── Data for the task ──

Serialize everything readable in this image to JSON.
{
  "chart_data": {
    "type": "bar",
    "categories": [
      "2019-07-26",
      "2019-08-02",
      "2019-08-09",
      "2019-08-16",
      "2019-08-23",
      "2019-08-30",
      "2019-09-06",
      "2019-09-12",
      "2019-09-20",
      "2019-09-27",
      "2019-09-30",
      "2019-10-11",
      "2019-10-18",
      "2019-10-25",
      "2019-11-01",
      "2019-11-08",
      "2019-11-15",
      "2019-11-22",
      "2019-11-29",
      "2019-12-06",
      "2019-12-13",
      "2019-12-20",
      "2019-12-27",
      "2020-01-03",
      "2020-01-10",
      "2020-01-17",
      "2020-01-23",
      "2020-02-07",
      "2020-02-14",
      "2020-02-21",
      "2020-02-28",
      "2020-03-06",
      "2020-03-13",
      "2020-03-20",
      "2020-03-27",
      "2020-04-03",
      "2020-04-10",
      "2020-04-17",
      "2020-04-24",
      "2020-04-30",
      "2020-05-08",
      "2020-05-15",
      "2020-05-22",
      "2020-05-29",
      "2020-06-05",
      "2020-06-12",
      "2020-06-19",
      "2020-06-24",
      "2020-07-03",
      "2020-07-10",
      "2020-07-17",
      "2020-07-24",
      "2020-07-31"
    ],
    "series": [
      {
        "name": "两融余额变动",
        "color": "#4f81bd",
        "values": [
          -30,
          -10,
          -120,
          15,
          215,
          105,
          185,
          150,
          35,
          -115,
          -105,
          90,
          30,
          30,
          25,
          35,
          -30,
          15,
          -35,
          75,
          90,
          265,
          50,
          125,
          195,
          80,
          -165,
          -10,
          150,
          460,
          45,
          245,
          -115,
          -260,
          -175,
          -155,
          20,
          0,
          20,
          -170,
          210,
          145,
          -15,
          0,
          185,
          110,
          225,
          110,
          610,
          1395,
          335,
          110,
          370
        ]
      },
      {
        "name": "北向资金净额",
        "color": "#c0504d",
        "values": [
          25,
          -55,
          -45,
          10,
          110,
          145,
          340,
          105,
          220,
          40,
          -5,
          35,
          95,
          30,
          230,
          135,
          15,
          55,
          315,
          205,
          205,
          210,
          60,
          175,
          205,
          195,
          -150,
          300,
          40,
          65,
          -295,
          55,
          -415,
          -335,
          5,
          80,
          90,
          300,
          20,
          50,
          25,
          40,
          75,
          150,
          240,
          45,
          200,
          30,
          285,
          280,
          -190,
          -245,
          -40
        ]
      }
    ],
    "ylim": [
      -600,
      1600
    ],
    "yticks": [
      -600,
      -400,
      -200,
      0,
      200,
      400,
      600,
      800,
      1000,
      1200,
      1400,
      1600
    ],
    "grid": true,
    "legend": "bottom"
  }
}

───
── Data for the task ──

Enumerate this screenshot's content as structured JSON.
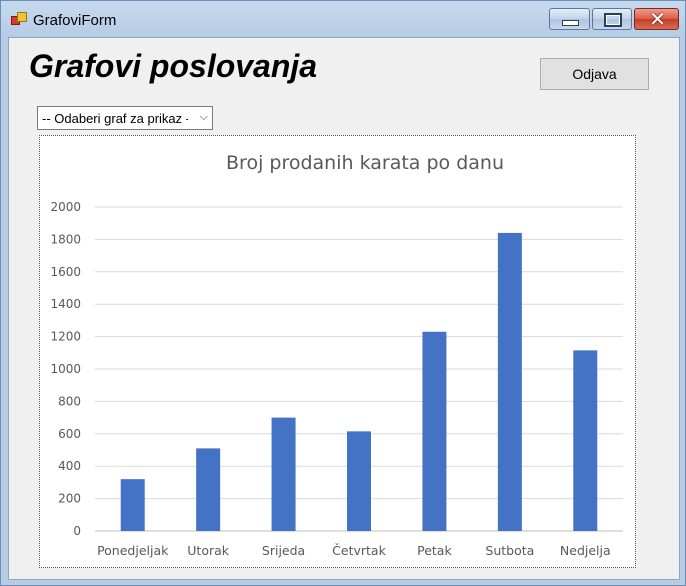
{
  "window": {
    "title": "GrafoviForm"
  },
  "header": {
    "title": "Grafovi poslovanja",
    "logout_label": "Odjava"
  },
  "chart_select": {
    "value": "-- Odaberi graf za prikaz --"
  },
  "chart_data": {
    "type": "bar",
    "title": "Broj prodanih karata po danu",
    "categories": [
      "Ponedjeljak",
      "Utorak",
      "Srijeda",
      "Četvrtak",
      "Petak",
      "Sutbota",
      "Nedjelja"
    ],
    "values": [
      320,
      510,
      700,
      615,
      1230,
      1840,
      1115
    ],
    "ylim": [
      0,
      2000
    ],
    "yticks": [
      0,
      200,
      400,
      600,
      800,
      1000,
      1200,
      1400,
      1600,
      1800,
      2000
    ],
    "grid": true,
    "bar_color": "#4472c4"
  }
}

───

* **Short problem**
Extract all lines from the material above that include the word "this".

* **Exercise solution**
Serialize everything readable in this image to JSON.
Enumerate this screenshot's content as structured JSON.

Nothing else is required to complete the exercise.